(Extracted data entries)
-- begin --

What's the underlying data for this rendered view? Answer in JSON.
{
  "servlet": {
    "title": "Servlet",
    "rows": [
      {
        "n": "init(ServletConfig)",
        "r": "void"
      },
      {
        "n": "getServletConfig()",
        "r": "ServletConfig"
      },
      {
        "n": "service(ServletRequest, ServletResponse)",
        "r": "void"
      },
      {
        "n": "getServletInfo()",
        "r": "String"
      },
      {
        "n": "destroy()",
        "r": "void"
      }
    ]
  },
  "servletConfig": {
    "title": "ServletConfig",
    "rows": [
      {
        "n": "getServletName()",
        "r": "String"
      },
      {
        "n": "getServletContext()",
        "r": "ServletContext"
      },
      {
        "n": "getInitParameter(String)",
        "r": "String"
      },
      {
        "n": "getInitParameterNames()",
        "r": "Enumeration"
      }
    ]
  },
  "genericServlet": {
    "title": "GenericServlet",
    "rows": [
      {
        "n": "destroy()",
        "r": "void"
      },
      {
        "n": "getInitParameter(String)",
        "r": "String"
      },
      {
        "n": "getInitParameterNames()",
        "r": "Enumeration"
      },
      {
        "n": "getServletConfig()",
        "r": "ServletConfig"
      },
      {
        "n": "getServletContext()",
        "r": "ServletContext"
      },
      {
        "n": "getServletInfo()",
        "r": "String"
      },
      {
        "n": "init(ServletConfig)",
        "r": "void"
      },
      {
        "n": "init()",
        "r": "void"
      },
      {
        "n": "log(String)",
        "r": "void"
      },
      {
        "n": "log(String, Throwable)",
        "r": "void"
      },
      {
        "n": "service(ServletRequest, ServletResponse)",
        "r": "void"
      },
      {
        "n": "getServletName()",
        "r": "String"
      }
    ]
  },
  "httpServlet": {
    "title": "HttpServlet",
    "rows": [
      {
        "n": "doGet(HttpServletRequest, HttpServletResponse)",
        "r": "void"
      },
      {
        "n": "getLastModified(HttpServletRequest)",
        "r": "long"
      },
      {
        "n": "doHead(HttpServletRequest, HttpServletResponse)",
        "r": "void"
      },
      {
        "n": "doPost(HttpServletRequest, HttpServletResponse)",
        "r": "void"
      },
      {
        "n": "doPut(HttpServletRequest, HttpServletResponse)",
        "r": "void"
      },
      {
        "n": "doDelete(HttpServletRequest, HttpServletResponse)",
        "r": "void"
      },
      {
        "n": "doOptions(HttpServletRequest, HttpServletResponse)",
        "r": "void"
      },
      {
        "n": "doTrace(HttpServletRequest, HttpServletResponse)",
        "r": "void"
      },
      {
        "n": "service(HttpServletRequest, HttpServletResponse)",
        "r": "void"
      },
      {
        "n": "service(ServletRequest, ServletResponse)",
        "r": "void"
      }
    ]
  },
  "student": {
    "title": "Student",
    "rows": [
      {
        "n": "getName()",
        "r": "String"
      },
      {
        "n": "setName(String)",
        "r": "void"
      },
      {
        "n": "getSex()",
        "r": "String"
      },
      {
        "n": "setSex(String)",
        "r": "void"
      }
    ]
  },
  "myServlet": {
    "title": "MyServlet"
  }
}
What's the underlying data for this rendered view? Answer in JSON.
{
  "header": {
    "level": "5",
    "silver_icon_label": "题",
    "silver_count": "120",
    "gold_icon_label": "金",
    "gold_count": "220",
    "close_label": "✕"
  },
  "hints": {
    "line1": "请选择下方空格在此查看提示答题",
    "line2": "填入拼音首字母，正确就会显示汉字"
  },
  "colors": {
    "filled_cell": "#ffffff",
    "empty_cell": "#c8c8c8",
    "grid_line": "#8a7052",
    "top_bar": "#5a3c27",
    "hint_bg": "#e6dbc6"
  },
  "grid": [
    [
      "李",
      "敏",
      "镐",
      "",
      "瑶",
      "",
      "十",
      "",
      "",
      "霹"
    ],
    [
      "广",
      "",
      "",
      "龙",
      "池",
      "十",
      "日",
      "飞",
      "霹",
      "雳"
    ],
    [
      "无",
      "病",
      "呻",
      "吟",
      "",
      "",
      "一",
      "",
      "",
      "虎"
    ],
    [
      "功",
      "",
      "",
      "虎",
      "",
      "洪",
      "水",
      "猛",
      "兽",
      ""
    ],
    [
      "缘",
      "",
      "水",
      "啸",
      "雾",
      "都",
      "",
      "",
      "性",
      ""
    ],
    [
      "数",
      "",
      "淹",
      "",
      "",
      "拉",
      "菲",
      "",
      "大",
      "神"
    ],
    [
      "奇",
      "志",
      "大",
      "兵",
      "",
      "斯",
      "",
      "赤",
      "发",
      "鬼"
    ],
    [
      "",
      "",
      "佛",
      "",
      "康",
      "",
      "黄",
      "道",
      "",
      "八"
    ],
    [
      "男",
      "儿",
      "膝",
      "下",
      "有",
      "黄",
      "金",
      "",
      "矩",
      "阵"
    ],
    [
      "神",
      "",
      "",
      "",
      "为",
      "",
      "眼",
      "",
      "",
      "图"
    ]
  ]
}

-- end --

=== WHAT NEEDS TO BE DONE ===
Write the material out exactly, with nothing left out.

=== TASK OUTPUT ===
What's the underlying data for this rendered view? Answer in JSON.
{
  "servlet": {
    "title": "Servlet",
    "rows": [
      {
        "n": "init(ServletConfig)",
        "r": "void"
      },
      {
        "n": "getServletConfig()",
        "r": "ServletConfig"
      },
      {
        "n": "service(ServletRequest, ServletResponse)",
        "r": "void"
      },
      {
        "n": "getServletInfo()",
        "r": "String"
      },
      {
        "n": "destroy()",
        "r": "void"
      }
    ]
  },
  "servletConfig": {
    "title": "ServletConfig",
    "rows": [
      {
        "n": "getServletName()",
        "r": "String"
      },
      {
        "n": "getServletContext()",
        "r": "ServletContext"
      },
      {
        "n": "getInitParameter(String)",
        "r": "String"
      },
      {
        "n": "getInitParameterNames()",
        "r": "Enumeration"
      }
    ]
  },
  "genericServlet": {
    "title": "GenericServlet",
    "rows": [
      {
        "n": "destroy()",
        "r": "void"
      },
      {
        "n": "getInitParameter(String)",
        "r": "String"
      },
      {
        "n": "getInitParameterNames()",
        "r": "Enumeration"
      },
      {
        "n": "getServletConfig()",
        "r": "ServletConfig"
      },
      {
        "n": "getServletContext()",
        "r": "ServletContext"
      },
      {
        "n": "getServletInfo()",
        "r": "String"
      },
      {
        "n": "init(ServletConfig)",
        "r": "void"
      },
      {
        "n": "init()",
        "r": "void"
      },
      {
        "n": "log(String)",
        "r": "void"
      },
      {
        "n": "log(String, Throwable)",
        "r": "void"
      },
      {
        "n": "service(ServletRequest, ServletResponse)",
        "r": "void"
      },
      {
        "n": "getServletName()",
        "r": "String"
      }
    ]
  },
  "httpServlet": {
    "title": "HttpServlet",
    "rows": [
      {
        "n": "doGet(HttpServletRequest, HttpServletResponse)",
        "r": "void"
      },
      {
        "n": "getLastModified(HttpServletRequest)",
        "r": "long"
      },
      {
        "n": "doHead(HttpServletRequest, HttpServletResponse)",
        "r": "void"
      },
      {
        "n": "doPost(HttpServletRequest, HttpServletResponse)",
        "r": "void"
      },
      {
        "n": "doPut(HttpServletRequest, HttpServletResponse)",
        "r": "void"
      },
      {
        "n": "doDelete(HttpServletRequest, HttpServletResponse)",
        "r": "void"
      },
      {
        "n": "doOptions(HttpServletRequest, HttpServletResponse)",
        "r": "void"
      },
      {
        "n": "doTrace(HttpServletRequest, HttpServletResponse)",
        "r": "void"
      },
      {
        "n": "service(HttpServletRequest, HttpServletResponse)",
        "r": "void"
      },
      {
        "n": "service(ServletRequest, ServletResponse)",
        "r": "void"
      }
    ]
  },
  "student": {
    "title": "Student",
    "rows": [
      {
        "n": "getName()",
        "r": "String"
      },
      {
        "n": "setName(String)",
        "r": "void"
      },
      {
        "n": "getSex()",
        "r": "String"
      },
      {
        "n": "setSex(String)",
        "r": "void"
      }
    ]
  },
  "myServlet": {
    "title": "MyServlet"
  }
}
What's the underlying data for this rendered view? Answer in JSON.
{
  "header": {
    "level": "5",
    "silver_icon_label": "题",
    "silver_count": "120",
    "gold_icon_label": "金",
    "gold_count": "220",
    "close_label": "✕"
  },
  "hints": {
    "line1": "请选择下方空格在此查看提示答题",
    "line2": "填入拼音首字母，正确就会显示汉字"
  },
  "colors": {
    "filled_cell": "#ffffff",
    "empty_cell": "#c8c8c8",
    "grid_line": "#8a7052",
    "top_bar": "#5a3c27",
    "hint_bg": "#e6dbc6"
  },
  "grid": [
    [
      "李",
      "敏",
      "镐",
      "",
      "瑶",
      "",
      "十",
      "",
      "",
      "霹"
    ],
    [
      "广",
      "",
      "",
      "龙",
      "池",
      "十",
      "日",
      "飞",
      "霹",
      "雳"
    ],
    [
      "无",
      "病",
      "呻",
      "吟",
      "",
      "",
      "一",
      "",
      "",
      "虎"
    ],
    [
      "功",
      "",
      "",
      "虎",
      "",
      "洪",
      "水",
      "猛",
      "兽",
      ""
    ],
    [
      "缘",
      "",
      "水",
      "啸",
      "雾",
      "都",
      "",
      "",
      "性",
      ""
    ],
    [
      "数",
      "",
      "淹",
      "",
      "",
      "拉",
      "菲",
      "",
      "大",
      "神"
    ],
    [
      "奇",
      "志",
      "大",
      "兵",
      "",
      "斯",
      "",
      "赤",
      "发",
      "鬼"
    ],
    [
      "",
      "",
      "佛",
      "",
      "康",
      "",
      "黄",
      "道",
      "",
      "八"
    ],
    [
      "男",
      "儿",
      "膝",
      "下",
      "有",
      "黄",
      "金",
      "",
      "矩",
      "阵"
    ],
    [
      "神",
      "",
      "",
      "",
      "为",
      "",
      "眼",
      "",
      "",
      "图"
    ]
  ]
}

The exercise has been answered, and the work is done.